Data shown |
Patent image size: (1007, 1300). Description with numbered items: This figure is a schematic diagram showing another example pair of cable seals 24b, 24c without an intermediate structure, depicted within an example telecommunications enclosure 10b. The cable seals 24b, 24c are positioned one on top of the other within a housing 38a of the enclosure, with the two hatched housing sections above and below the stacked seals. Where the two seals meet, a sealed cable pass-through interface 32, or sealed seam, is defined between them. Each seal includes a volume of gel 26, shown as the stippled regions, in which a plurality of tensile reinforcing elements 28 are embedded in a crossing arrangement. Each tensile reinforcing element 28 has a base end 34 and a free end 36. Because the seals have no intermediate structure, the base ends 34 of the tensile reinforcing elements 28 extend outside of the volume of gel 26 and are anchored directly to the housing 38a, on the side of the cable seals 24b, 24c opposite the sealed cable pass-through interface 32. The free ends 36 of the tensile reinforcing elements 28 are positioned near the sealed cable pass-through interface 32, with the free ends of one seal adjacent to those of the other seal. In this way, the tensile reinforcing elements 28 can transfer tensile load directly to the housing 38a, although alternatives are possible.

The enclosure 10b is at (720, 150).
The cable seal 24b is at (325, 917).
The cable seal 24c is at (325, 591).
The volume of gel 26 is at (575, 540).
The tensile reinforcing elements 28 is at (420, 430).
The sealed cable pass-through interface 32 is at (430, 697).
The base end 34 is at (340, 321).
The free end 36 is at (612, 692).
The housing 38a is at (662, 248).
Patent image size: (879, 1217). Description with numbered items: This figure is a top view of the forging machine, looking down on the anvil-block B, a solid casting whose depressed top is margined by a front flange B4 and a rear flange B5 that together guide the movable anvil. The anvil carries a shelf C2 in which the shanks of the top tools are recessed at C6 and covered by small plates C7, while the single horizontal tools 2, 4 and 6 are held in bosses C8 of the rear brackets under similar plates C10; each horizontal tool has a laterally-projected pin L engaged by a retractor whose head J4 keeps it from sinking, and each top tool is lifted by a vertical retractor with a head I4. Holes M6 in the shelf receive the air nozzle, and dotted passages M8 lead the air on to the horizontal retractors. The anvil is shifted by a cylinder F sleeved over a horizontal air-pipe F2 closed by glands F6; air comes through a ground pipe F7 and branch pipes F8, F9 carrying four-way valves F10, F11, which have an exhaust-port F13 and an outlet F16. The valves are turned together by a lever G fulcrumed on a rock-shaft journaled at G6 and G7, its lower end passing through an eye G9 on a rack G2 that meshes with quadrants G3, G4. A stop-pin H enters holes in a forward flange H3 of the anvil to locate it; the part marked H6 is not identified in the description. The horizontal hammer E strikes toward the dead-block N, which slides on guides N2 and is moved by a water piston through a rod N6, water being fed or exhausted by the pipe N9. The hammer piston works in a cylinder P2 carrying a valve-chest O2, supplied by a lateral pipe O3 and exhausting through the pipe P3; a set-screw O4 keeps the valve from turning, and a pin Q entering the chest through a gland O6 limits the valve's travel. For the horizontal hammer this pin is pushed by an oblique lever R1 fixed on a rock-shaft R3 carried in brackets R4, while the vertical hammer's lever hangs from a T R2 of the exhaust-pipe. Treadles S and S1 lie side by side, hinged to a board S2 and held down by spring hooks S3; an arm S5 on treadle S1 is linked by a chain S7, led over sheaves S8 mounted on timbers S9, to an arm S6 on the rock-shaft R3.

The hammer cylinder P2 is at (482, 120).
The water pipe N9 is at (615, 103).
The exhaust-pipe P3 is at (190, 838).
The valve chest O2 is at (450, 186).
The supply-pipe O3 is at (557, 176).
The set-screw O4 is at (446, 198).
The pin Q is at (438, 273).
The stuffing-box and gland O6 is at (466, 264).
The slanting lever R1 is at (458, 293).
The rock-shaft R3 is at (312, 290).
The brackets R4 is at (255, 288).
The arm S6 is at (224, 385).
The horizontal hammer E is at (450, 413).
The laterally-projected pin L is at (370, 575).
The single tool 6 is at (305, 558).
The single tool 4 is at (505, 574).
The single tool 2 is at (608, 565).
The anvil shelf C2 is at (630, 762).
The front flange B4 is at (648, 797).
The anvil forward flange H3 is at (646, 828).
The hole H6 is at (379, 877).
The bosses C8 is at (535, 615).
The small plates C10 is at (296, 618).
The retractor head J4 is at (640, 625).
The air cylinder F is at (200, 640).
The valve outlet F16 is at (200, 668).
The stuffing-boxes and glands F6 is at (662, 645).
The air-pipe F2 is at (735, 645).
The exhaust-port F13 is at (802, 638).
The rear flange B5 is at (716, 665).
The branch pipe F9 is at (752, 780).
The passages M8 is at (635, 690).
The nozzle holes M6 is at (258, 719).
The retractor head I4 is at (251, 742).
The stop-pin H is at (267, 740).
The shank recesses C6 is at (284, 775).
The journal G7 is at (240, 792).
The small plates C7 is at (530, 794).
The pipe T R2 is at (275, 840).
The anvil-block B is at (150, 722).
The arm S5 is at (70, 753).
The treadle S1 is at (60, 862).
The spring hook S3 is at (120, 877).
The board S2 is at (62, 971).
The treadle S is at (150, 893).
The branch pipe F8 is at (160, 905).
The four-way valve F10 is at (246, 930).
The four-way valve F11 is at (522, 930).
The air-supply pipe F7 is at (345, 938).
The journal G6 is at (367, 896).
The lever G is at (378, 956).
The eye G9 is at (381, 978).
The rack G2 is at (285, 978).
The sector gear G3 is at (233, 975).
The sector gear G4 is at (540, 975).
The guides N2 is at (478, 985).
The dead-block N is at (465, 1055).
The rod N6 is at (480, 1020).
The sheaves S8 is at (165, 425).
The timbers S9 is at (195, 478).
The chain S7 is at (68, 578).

Exercise | Copy out the entries above word for word, from their very first line through the line containing "The housing 38a is at (662, 248).". Include both of those lines and nothing after.

Expected answer |
Patent image size: (1007, 1300). Description with numbered items: This figure is a schematic diagram showing another example pair of cable seals 24b, 24c without an intermediate structure, depicted within an example telecommunications enclosure 10b. The cable seals 24b, 24c are positioned one on top of the other within a housing 38a of the enclosure, with the two hatched housing sections above and below the stacked seals. Where the two seals meet, a sealed cable pass-through interface 32, or sealed seam, is defined between them. Each seal includes a volume of gel 26, shown as the stippled regions, in which a plurality of tensile reinforcing elements 28 are embedded in a crossing arrangement. Each tensile reinforcing element 28 has a base end 34 and a free end 36. Because the seals have no intermediate structure, the base ends 34 of the tensile reinforcing elements 28 extend outside of the volume of gel 26 and are anchored directly to the housing 38a, on the side of the cable seals 24b, 24c opposite the sealed cable pass-through interface 32. The free ends 36 of the tensile reinforcing elements 28 are positioned near the sealed cable pass-through interface 32, with the free ends of one seal adjacent to those of the other seal. In this way, the tensile reinforcing elements 28 can transfer tensile load directly to the housing 38a, although alternatives are possible.

The enclosure 10b is at (720, 150).
The cable seal 24b is at (325, 917).
The cable seal 24c is at (325, 591).
The volume of gel 26 is at (575, 540).
The tensile reinforcing elements 28 is at (420, 430).
The sealed cable pass-through interface 32 is at (430, 697).
The base end 34 is at (340, 321).
The free end 36 is at (612, 692).
The housing 38a is at (662, 248).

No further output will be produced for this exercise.